Task prompt: Each line below must be set down exactly; omit any image you find.
** BEGIN Data shown **
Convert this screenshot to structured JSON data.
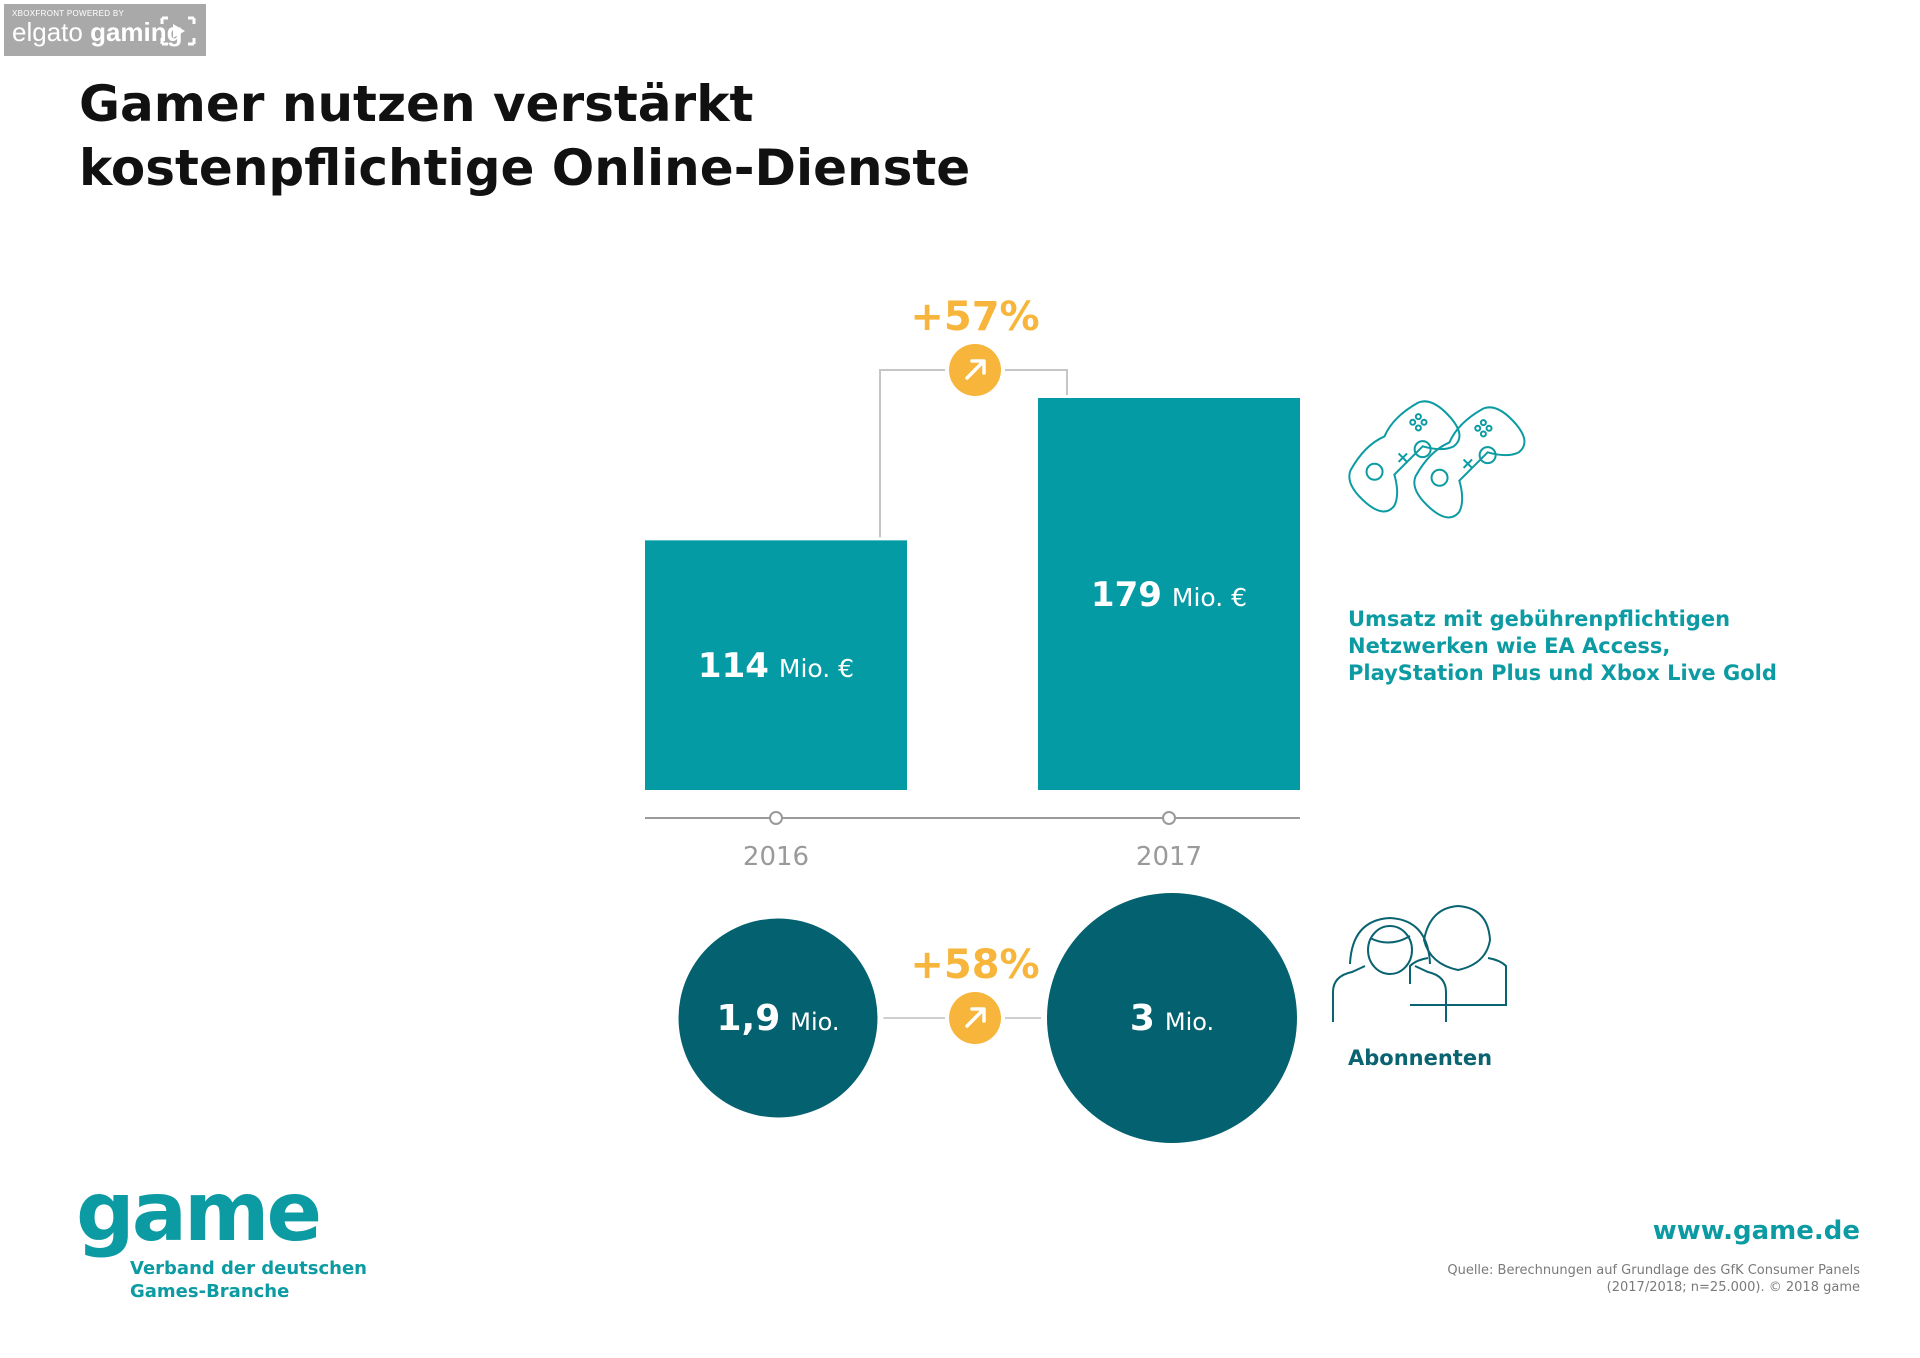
{
  "watermark": {
    "line1": "XBOXFRONT POWERED BY",
    "brand_a": "elgato",
    "brand_b": "gaming"
  },
  "title": {
    "line1": "Gamer nutzen verstärkt",
    "line2": "kostenpflichtige Online-Dienste"
  },
  "colors": {
    "bar": "#049ba5",
    "circle": "#04616f",
    "accent": "#f7b53b",
    "axis": "#9a9a9a",
    "caption_teal": "#0c9ba3",
    "caption_dark": "#0a6370"
  },
  "chart_data": [
    {
      "type": "bar",
      "categories": [
        "2016",
        "2017"
      ],
      "values": [
        114,
        179
      ],
      "value_labels": [
        {
          "number": "114",
          "unit": "Mio. €"
        },
        {
          "number": "179",
          "unit": "Mio. €"
        }
      ],
      "change_label": "+57%",
      "change_icon": "arrow-up-right-icon",
      "caption": [
        "Umsatz mit gebührenpflichtigen",
        "Netzwerken wie EA Access,",
        "PlayStation Plus und Xbox Live Gold"
      ],
      "caption_icon": "gamepad-icon"
    },
    {
      "type": "bubble",
      "categories": [
        "2016",
        "2017"
      ],
      "values": [
        1.9,
        3
      ],
      "value_labels": [
        {
          "number": "1,9",
          "unit": "Mio."
        },
        {
          "number": "3",
          "unit": "Mio."
        }
      ],
      "change_label": "+58%",
      "change_icon": "arrow-up-right-icon",
      "caption": "Abonnenten",
      "caption_icon": "people-icon"
    }
  ],
  "footer": {
    "logo": "game",
    "logo_sub_1": "Verband der deutschen",
    "logo_sub_2": "Games-Branche",
    "website": "www.game.de",
    "source_1": "Quelle: Berechnungen auf Grundlage des GfK Consumer Panels",
    "source_2": "(2017/2018; n=25.000). © 2018 game"
  }
}
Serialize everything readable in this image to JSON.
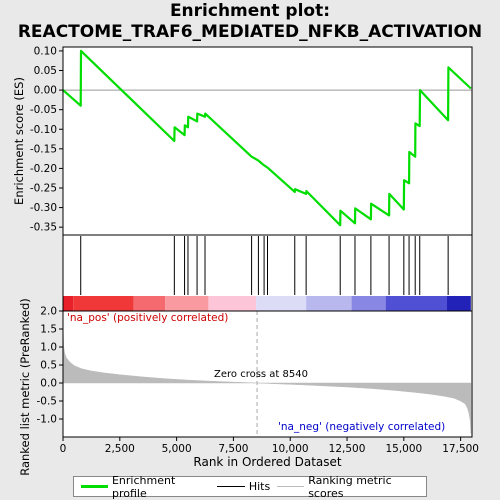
{
  "title_line1": "Enrichment plot:",
  "title_line2": "REACTOME_TRAF6_MEDIATED_NFKB_ACTIVATION",
  "chart_data": {
    "type": "line",
    "x_range": [
      0,
      18000
    ],
    "xlabel": "Rank in Ordered Dataset",
    "x_ticks": [
      0,
      2500,
      5000,
      7500,
      10000,
      12500,
      15000,
      17500
    ],
    "top_panel": {
      "ylabel": "Enrichment score (ES)",
      "ylim": [
        -0.37,
        0.11
      ],
      "y_ticks": [
        0.1,
        0.05,
        0.0,
        -0.05,
        -0.1,
        -0.15,
        -0.2,
        -0.25,
        -0.3,
        -0.35
      ],
      "series": [
        {
          "name": "Enrichment profile",
          "color": "#00dd00",
          "x": [
            0,
            780,
            790,
            4900,
            4910,
            5350,
            5360,
            5500,
            5510,
            5900,
            5910,
            6250,
            6260,
            8300,
            8600,
            8800,
            9000,
            10200,
            10210,
            10700,
            10710,
            12200,
            12210,
            12850,
            12860,
            13550,
            13560,
            14350,
            14360,
            15000,
            15010,
            15230,
            15240,
            15500,
            15510,
            15700,
            15710,
            16950,
            16960,
            17950
          ],
          "y": [
            0.0,
            -0.04,
            0.1,
            -0.13,
            -0.095,
            -0.115,
            -0.09,
            -0.095,
            -0.068,
            -0.08,
            -0.06,
            -0.068,
            -0.06,
            -0.17,
            -0.18,
            -0.19,
            -0.198,
            -0.26,
            -0.253,
            -0.265,
            -0.258,
            -0.345,
            -0.308,
            -0.34,
            -0.302,
            -0.33,
            -0.29,
            -0.32,
            -0.265,
            -0.305,
            -0.23,
            -0.238,
            -0.158,
            -0.17,
            -0.085,
            -0.092,
            0.0,
            -0.077,
            0.058,
            0.004
          ]
        }
      ]
    },
    "hits": [
      780,
      4900,
      5350,
      5500,
      5900,
      6250,
      8300,
      8600,
      8850,
      9000,
      10200,
      10700,
      12200,
      12850,
      13550,
      14350,
      15000,
      15230,
      15500,
      15700,
      16950
    ],
    "heat_bar": {
      "segments": [
        {
          "x0": 0,
          "x1": 450,
          "color": "#e8202a"
        },
        {
          "x0": 450,
          "x1": 3100,
          "color": "#f03838"
        },
        {
          "x0": 3100,
          "x1": 4500,
          "color": "#f46a6e"
        },
        {
          "x0": 4500,
          "x1": 6400,
          "color": "#f89aa0"
        },
        {
          "x0": 6400,
          "x1": 8500,
          "color": "#fcc6d8"
        },
        {
          "x0": 8500,
          "x1": 10700,
          "color": "#dcdcf6"
        },
        {
          "x0": 10700,
          "x1": 12700,
          "color": "#b8b8ee"
        },
        {
          "x0": 12700,
          "x1": 14200,
          "color": "#8888e4"
        },
        {
          "x0": 14200,
          "x1": 16900,
          "color": "#5050d4"
        },
        {
          "x0": 16900,
          "x1": 17950,
          "color": "#2222b8"
        }
      ]
    },
    "bottom_panel": {
      "ylabel": "Ranked list metric (PreRanked)",
      "ylim": [
        -1.5,
        2.0
      ],
      "y_ticks": [
        2.0,
        1.5,
        1.0,
        0.5,
        0.0,
        -0.5,
        -1.0
      ],
      "series": [
        {
          "name": "Ranking metric scores",
          "color": "#bbbbbb",
          "x": [
            0,
            30,
            80,
            150,
            300,
            500,
            800,
            1200,
            1800,
            2500,
            3500,
            4500,
            5500,
            6500,
            7500,
            8540,
            9500,
            10500,
            11500,
            12500,
            13500,
            14500,
            15500,
            16200,
            16800,
            17200,
            17500,
            17700,
            17800,
            17870,
            17920,
            17950
          ],
          "y": [
            1.65,
            1.0,
            0.82,
            0.7,
            0.58,
            0.48,
            0.4,
            0.34,
            0.28,
            0.23,
            0.17,
            0.12,
            0.08,
            0.05,
            0.025,
            0.0,
            -0.025,
            -0.05,
            -0.08,
            -0.11,
            -0.15,
            -0.2,
            -0.26,
            -0.31,
            -0.37,
            -0.42,
            -0.5,
            -0.58,
            -0.7,
            -0.85,
            -1.05,
            -1.4
          ]
        }
      ],
      "annotations": {
        "pos_label": "'na_pos' (positively correlated)",
        "neg_label": "'na_neg' (negatively correlated)",
        "zero_cross": "Zero cross at 8540",
        "zero_cross_x": 8540
      }
    },
    "legend": [
      {
        "label": "Enrichment profile",
        "color": "#00dd00"
      },
      {
        "label": "Hits",
        "color": "#000000"
      },
      {
        "label": "Ranking metric scores",
        "color": "#bbbbbb"
      }
    ]
  }
}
** END Data shown **
The reply:
Convert this screenshot to structured JSON data.
{
  "watermark": {
    "line1": "XBOXFRONT POWERED BY",
    "brand_a": "elgato",
    "brand_b": "gaming"
  },
  "title": {
    "line1": "Gamer nutzen verstärkt",
    "line2": "kostenpflichtige Online-Dienste"
  },
  "colors": {
    "bar": "#049ba5",
    "circle": "#04616f",
    "accent": "#f7b53b",
    "axis": "#9a9a9a",
    "caption_teal": "#0c9ba3",
    "caption_dark": "#0a6370"
  },
  "chart_data": [
    {
      "type": "bar",
      "categories": [
        "2016",
        "2017"
      ],
      "values": [
        114,
        179
      ],
      "value_labels": [
        {
          "number": "114",
          "unit": "Mio. €"
        },
        {
          "number": "179",
          "unit": "Mio. €"
        }
      ],
      "change_label": "+57%",
      "change_icon": "arrow-up-right-icon",
      "caption": [
        "Umsatz mit gebührenpflichtigen",
        "Netzwerken wie EA Access,",
        "PlayStation Plus und Xbox Live Gold"
      ],
      "caption_icon": "gamepad-icon"
    },
    {
      "type": "bubble",
      "categories": [
        "2016",
        "2017"
      ],
      "values": [
        1.9,
        3
      ],
      "value_labels": [
        {
          "number": "1,9",
          "unit": "Mio."
        },
        {
          "number": "3",
          "unit": "Mio."
        }
      ],
      "change_label": "+58%",
      "change_icon": "arrow-up-right-icon",
      "caption": "Abonnenten",
      "caption_icon": "people-icon"
    }
  ],
  "footer": {
    "logo": "game",
    "logo_sub_1": "Verband der deutschen",
    "logo_sub_2": "Games-Branche",
    "website": "www.game.de",
    "source_1": "Quelle: Berechnungen auf Grundlage des GfK Consumer Panels",
    "source_2": "(2017/2018; n=25.000). © 2018 game"
  }
}
Serialize everything readable in this image to JSON.
{
  "title_line1": "Enrichment plot:",
  "title_line2": "REACTOME_TRAF6_MEDIATED_NFKB_ACTIVATION",
  "chart_data": {
    "type": "line",
    "x_range": [
      0,
      18000
    ],
    "xlabel": "Rank in Ordered Dataset",
    "x_ticks": [
      0,
      2500,
      5000,
      7500,
      10000,
      12500,
      15000,
      17500
    ],
    "top_panel": {
      "ylabel": "Enrichment score (ES)",
      "ylim": [
        -0.37,
        0.11
      ],
      "y_ticks": [
        0.1,
        0.05,
        0.0,
        -0.05,
        -0.1,
        -0.15,
        -0.2,
        -0.25,
        -0.3,
        -0.35
      ],
      "series": [
        {
          "name": "Enrichment profile",
          "color": "#00dd00",
          "x": [
            0,
            780,
            790,
            4900,
            4910,
            5350,
            5360,
            5500,
            5510,
            5900,
            5910,
            6250,
            6260,
            8300,
            8600,
            8800,
            9000,
            10200,
            10210,
            10700,
            10710,
            12200,
            12210,
            12850,
            12860,
            13550,
            13560,
            14350,
            14360,
            15000,
            15010,
            15230,
            15240,
            15500,
            15510,
            15700,
            15710,
            16950,
            16960,
            17950
          ],
          "y": [
            0.0,
            -0.04,
            0.1,
            -0.13,
            -0.095,
            -0.115,
            -0.09,
            -0.095,
            -0.068,
            -0.08,
            -0.06,
            -0.068,
            -0.06,
            -0.17,
            -0.18,
            -0.19,
            -0.198,
            -0.26,
            -0.253,
            -0.265,
            -0.258,
            -0.345,
            -0.308,
            -0.34,
            -0.302,
            -0.33,
            -0.29,
            -0.32,
            -0.265,
            -0.305,
            -0.23,
            -0.238,
            -0.158,
            -0.17,
            -0.085,
            -0.092,
            0.0,
            -0.077,
            0.058,
            0.004
          ]
        }
      ]
    },
    "hits": [
      780,
      4900,
      5350,
      5500,
      5900,
      6250,
      8300,
      8600,
      8850,
      9000,
      10200,
      10700,
      12200,
      12850,
      13550,
      14350,
      15000,
      15230,
      15500,
      15700,
      16950
    ],
    "heat_bar": {
      "segments": [
        {
          "x0": 0,
          "x1": 450,
          "color": "#e8202a"
        },
        {
          "x0": 450,
          "x1": 3100,
          "color": "#f03838"
        },
        {
          "x0": 3100,
          "x1": 4500,
          "color": "#f46a6e"
        },
        {
          "x0": 4500,
          "x1": 6400,
          "color": "#f89aa0"
        },
        {
          "x0": 6400,
          "x1": 8500,
          "color": "#fcc6d8"
        },
        {
          "x0": 8500,
          "x1": 10700,
          "color": "#dcdcf6"
        },
        {
          "x0": 10700,
          "x1": 12700,
          "color": "#b8b8ee"
        },
        {
          "x0": 12700,
          "x1": 14200,
          "color": "#8888e4"
        },
        {
          "x0": 14200,
          "x1": 16900,
          "color": "#5050d4"
        },
        {
          "x0": 16900,
          "x1": 17950,
          "color": "#2222b8"
        }
      ]
    },
    "bottom_panel": {
      "ylabel": "Ranked list metric (PreRanked)",
      "ylim": [
        -1.5,
        2.0
      ],
      "y_ticks": [
        2.0,
        1.5,
        1.0,
        0.5,
        0.0,
        -0.5,
        -1.0
      ],
      "series": [
        {
          "name": "Ranking metric scores",
          "color": "#bbbbbb",
          "x": [
            0,
            30,
            80,
            150,
            300,
            500,
            800,
            1200,
            1800,
            2500,
            3500,
            4500,
            5500,
            6500,
            7500,
            8540,
            9500,
            10500,
            11500,
            12500,
            13500,
            14500,
            15500,
            16200,
            16800,
            17200,
            17500,
            17700,
            17800,
            17870,
            17920,
            17950
          ],
          "y": [
            1.65,
            1.0,
            0.82,
            0.7,
            0.58,
            0.48,
            0.4,
            0.34,
            0.28,
            0.23,
            0.17,
            0.12,
            0.08,
            0.05,
            0.025,
            0.0,
            -0.025,
            -0.05,
            -0.08,
            -0.11,
            -0.15,
            -0.2,
            -0.26,
            -0.31,
            -0.37,
            -0.42,
            -0.5,
            -0.58,
            -0.7,
            -0.85,
            -1.05,
            -1.4
          ]
        }
      ],
      "annotations": {
        "pos_label": "'na_pos' (positively correlated)",
        "neg_label": "'na_neg' (negatively correlated)",
        "zero_cross": "Zero cross at 8540",
        "zero_cross_x": 8540
      }
    },
    "legend": [
      {
        "label": "Enrichment profile",
        "color": "#00dd00"
      },
      {
        "label": "Hits",
        "color": "#000000"
      },
      {
        "label": "Ranking metric scores",
        "color": "#bbbbbb"
      }
    ]
  }
}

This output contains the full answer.